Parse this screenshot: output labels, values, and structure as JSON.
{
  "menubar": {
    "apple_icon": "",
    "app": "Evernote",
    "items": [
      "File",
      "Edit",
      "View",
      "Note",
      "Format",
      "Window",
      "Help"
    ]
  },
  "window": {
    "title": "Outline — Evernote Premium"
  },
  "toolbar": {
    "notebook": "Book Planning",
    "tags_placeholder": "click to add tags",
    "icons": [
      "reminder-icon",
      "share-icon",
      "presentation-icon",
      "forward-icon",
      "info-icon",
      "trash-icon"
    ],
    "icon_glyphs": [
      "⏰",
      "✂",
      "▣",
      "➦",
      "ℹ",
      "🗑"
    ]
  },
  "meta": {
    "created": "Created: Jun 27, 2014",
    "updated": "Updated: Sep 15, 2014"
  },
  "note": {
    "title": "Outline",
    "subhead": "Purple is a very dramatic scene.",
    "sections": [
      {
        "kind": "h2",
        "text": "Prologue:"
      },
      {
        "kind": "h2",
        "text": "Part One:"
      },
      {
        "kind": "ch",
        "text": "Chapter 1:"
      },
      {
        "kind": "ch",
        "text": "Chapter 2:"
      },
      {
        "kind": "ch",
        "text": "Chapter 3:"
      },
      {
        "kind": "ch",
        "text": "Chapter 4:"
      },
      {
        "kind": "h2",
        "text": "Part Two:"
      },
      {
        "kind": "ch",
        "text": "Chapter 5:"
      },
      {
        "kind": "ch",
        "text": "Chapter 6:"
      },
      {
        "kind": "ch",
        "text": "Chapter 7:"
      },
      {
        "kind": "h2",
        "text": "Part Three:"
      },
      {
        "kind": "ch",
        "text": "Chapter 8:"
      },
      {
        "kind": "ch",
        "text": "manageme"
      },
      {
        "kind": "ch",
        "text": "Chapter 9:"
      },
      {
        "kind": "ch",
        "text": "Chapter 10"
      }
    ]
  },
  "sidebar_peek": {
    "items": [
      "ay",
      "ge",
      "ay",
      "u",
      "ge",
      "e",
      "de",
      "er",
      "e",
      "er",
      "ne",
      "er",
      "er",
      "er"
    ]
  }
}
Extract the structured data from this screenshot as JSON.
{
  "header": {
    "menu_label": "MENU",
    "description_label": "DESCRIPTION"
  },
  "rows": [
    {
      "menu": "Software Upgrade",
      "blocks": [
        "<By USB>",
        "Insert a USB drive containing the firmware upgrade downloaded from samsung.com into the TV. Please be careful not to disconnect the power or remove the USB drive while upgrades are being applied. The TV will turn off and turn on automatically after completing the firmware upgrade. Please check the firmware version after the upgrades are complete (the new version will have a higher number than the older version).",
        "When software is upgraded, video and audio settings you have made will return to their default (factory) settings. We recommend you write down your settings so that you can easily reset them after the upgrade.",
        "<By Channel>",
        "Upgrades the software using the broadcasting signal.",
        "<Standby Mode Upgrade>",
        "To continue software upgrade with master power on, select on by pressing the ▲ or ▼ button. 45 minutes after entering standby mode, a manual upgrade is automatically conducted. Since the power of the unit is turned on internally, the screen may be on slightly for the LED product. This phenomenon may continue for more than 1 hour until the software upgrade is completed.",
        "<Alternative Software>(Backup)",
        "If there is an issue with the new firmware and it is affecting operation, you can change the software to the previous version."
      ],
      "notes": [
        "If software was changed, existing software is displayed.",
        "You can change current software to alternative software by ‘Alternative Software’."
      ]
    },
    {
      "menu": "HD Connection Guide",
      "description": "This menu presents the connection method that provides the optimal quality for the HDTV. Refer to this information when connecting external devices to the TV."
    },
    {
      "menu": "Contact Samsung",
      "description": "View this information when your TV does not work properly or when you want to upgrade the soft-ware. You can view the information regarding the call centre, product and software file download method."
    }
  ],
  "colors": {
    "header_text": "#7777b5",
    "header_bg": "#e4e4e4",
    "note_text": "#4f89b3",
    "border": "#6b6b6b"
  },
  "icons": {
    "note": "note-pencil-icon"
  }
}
---
§ **SET TASK**
Each record above must be given again exactly.

§ **ANSWER TO THE EXERCISE**
Parse this screenshot: output labels, values, and structure as JSON.
{
  "menubar": {
    "apple_icon": "",
    "app": "Evernote",
    "items": [
      "File",
      "Edit",
      "View",
      "Note",
      "Format",
      "Window",
      "Help"
    ]
  },
  "window": {
    "title": "Outline — Evernote Premium"
  },
  "toolbar": {
    "notebook": "Book Planning",
    "tags_placeholder": "click to add tags",
    "icons": [
      "reminder-icon",
      "share-icon",
      "presentation-icon",
      "forward-icon",
      "info-icon",
      "trash-icon"
    ],
    "icon_glyphs": [
      "⏰",
      "✂",
      "▣",
      "➦",
      "ℹ",
      "🗑"
    ]
  },
  "meta": {
    "created": "Created: Jun 27, 2014",
    "updated": "Updated: Sep 15, 2014"
  },
  "note": {
    "title": "Outline",
    "subhead": "Purple is a very dramatic scene.",
    "sections": [
      {
        "kind": "h2",
        "text": "Prologue:"
      },
      {
        "kind": "h2",
        "text": "Part One:"
      },
      {
        "kind": "ch",
        "text": "Chapter 1:"
      },
      {
        "kind": "ch",
        "text": "Chapter 2:"
      },
      {
        "kind": "ch",
        "text": "Chapter 3:"
      },
      {
        "kind": "ch",
        "text": "Chapter 4:"
      },
      {
        "kind": "h2",
        "text": "Part Two:"
      },
      {
        "kind": "ch",
        "text": "Chapter 5:"
      },
      {
        "kind": "ch",
        "text": "Chapter 6:"
      },
      {
        "kind": "ch",
        "text": "Chapter 7:"
      },
      {
        "kind": "h2",
        "text": "Part Three:"
      },
      {
        "kind": "ch",
        "text": "Chapter 8:"
      },
      {
        "kind": "ch",
        "text": "manageme"
      },
      {
        "kind": "ch",
        "text": "Chapter 9:"
      },
      {
        "kind": "ch",
        "text": "Chapter 10"
      }
    ]
  },
  "sidebar_peek": {
    "items": [
      "ay",
      "ge",
      "ay",
      "u",
      "ge",
      "e",
      "de",
      "er",
      "e",
      "er",
      "ne",
      "er",
      "er",
      "er"
    ]
  }
}
Extract the structured data from this screenshot as JSON.
{
  "header": {
    "menu_label": "MENU",
    "description_label": "DESCRIPTION"
  },
  "rows": [
    {
      "menu": "Software Upgrade",
      "blocks": [
        "<By USB>",
        "Insert a USB drive containing the firmware upgrade downloaded from samsung.com into the TV. Please be careful not to disconnect the power or remove the USB drive while upgrades are being applied. The TV will turn off and turn on automatically after completing the firmware upgrade. Please check the firmware version after the upgrades are complete (the new version will have a higher number than the older version).",
        "When software is upgraded, video and audio settings you have made will return to their default (factory) settings. We recommend you write down your settings so that you can easily reset them after the upgrade.",
        "<By Channel>",
        "Upgrades the software using the broadcasting signal.",
        "<Standby Mode Upgrade>",
        "To continue software upgrade with master power on, select on by pressing the ▲ or ▼ button. 45 minutes after entering standby mode, a manual upgrade is automatically conducted. Since the power of the unit is turned on internally, the screen may be on slightly for the LED product. This phenomenon may continue for more than 1 hour until the software upgrade is completed.",
        "<Alternative Software>(Backup)",
        "If there is an issue with the new firmware and it is affecting operation, you can change the software to the previous version."
      ],
      "notes": [
        "If software was changed, existing software is displayed.",
        "You can change current software to alternative software by ‘Alternative Software’."
      ]
    },
    {
      "menu": "HD Connection Guide",
      "description": "This menu presents the connection method that provides the optimal quality for the HDTV. Refer to this information when connecting external devices to the TV."
    },
    {
      "menu": "Contact Samsung",
      "description": "View this information when your TV does not work properly or when you want to upgrade the soft-ware. You can view the information regarding the call centre, product and software file download method."
    }
  ],
  "colors": {
    "header_text": "#7777b5",
    "header_bg": "#e4e4e4",
    "note_text": "#4f89b3",
    "border": "#6b6b6b"
  },
  "icons": {
    "note": "note-pencil-icon"
  }
}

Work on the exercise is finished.